- To be done: Select lines where the word "việc" appears.

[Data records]
— start —
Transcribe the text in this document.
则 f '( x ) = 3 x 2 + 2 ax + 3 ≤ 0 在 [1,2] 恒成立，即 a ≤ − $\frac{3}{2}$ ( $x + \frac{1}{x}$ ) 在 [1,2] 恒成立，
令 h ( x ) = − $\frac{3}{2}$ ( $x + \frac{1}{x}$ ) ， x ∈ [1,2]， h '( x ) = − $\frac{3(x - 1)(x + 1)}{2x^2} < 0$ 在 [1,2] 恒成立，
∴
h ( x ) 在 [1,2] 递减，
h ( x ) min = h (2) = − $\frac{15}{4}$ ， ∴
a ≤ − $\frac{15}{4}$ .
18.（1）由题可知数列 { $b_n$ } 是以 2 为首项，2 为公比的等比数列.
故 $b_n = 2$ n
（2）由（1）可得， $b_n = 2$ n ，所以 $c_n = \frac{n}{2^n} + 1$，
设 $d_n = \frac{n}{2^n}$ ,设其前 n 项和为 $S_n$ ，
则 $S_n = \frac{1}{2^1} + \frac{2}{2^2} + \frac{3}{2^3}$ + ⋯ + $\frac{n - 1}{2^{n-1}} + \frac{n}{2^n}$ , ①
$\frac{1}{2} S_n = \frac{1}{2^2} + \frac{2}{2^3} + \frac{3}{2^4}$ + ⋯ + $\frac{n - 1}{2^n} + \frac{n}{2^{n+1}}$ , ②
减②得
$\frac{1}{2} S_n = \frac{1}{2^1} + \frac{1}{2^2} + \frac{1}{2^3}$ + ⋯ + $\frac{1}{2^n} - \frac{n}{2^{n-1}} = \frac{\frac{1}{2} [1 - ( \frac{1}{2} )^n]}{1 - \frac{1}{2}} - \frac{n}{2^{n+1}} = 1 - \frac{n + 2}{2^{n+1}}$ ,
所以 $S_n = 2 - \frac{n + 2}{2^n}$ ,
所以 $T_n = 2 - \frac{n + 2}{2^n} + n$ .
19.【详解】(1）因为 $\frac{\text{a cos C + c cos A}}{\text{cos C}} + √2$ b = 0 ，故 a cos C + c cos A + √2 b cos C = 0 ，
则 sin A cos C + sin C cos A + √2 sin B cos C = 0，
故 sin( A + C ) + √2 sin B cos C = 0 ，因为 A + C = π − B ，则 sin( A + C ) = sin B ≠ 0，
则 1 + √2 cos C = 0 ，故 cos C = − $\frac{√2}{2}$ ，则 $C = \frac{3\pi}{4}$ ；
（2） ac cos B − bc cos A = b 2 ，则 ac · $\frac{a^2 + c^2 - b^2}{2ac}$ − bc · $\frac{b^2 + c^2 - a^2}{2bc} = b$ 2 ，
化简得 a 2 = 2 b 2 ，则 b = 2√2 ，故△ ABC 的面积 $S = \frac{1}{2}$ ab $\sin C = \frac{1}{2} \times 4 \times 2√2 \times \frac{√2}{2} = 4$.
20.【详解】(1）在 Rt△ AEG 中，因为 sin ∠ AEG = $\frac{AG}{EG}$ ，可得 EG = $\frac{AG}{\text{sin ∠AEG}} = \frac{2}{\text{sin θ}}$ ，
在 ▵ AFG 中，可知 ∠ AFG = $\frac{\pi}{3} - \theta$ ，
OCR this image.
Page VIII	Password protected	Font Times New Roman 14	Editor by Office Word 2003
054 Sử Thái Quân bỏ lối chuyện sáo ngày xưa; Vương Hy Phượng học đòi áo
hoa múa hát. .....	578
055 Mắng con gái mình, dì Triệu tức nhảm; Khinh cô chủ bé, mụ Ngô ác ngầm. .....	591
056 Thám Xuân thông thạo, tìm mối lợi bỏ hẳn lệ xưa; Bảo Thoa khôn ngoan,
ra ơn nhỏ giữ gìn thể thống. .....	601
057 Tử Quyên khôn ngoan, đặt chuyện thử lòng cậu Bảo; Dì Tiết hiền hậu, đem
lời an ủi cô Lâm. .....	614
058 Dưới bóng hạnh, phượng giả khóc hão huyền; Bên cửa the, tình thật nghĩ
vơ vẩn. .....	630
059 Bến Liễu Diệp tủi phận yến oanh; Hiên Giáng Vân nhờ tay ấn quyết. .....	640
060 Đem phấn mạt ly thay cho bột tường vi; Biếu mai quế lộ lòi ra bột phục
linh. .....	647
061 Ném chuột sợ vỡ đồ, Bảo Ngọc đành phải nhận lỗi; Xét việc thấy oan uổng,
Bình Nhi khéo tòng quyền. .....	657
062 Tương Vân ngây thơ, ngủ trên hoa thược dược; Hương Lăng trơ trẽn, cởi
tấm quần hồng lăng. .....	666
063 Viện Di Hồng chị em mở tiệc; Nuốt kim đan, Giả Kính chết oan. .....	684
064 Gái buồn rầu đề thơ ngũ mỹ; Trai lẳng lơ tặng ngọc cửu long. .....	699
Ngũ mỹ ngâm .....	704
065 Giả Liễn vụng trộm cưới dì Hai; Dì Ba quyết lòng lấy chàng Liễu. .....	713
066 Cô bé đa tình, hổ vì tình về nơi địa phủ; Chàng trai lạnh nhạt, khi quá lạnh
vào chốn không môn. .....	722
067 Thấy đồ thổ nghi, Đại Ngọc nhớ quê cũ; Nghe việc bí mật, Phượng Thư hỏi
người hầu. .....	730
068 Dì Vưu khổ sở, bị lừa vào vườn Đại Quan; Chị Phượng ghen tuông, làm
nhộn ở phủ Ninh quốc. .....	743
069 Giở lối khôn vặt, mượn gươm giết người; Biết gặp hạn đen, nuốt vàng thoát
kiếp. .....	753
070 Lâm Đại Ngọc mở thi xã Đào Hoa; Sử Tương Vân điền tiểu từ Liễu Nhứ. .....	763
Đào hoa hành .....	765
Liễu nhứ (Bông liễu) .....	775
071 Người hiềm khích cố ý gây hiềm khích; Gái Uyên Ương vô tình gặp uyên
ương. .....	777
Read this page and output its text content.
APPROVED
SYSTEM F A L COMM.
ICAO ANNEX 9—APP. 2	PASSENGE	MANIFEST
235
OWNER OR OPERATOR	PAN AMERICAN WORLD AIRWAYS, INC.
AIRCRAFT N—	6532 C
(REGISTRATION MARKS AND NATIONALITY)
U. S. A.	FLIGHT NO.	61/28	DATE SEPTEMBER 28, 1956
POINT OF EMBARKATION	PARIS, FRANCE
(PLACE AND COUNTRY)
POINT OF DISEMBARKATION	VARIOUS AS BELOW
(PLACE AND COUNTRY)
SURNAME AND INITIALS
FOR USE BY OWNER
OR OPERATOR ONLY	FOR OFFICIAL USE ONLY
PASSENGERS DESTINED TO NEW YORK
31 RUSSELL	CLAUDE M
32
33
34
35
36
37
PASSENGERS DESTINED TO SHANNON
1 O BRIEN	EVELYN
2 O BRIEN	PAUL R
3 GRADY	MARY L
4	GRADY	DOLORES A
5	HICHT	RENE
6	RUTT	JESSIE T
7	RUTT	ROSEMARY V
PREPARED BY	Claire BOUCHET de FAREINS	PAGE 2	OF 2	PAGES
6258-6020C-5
— end —
- Complete output:
061 Ném chuột sợ vỡ đồ, Bảo Ngọc đành phải nhận lỗi; Xét việc thấy oan uổng,
067 Thấy đồ thổ nghi, Đại Ngọc nhớ quê cũ; Nghe việc bí mật, Phượng Thư hỏi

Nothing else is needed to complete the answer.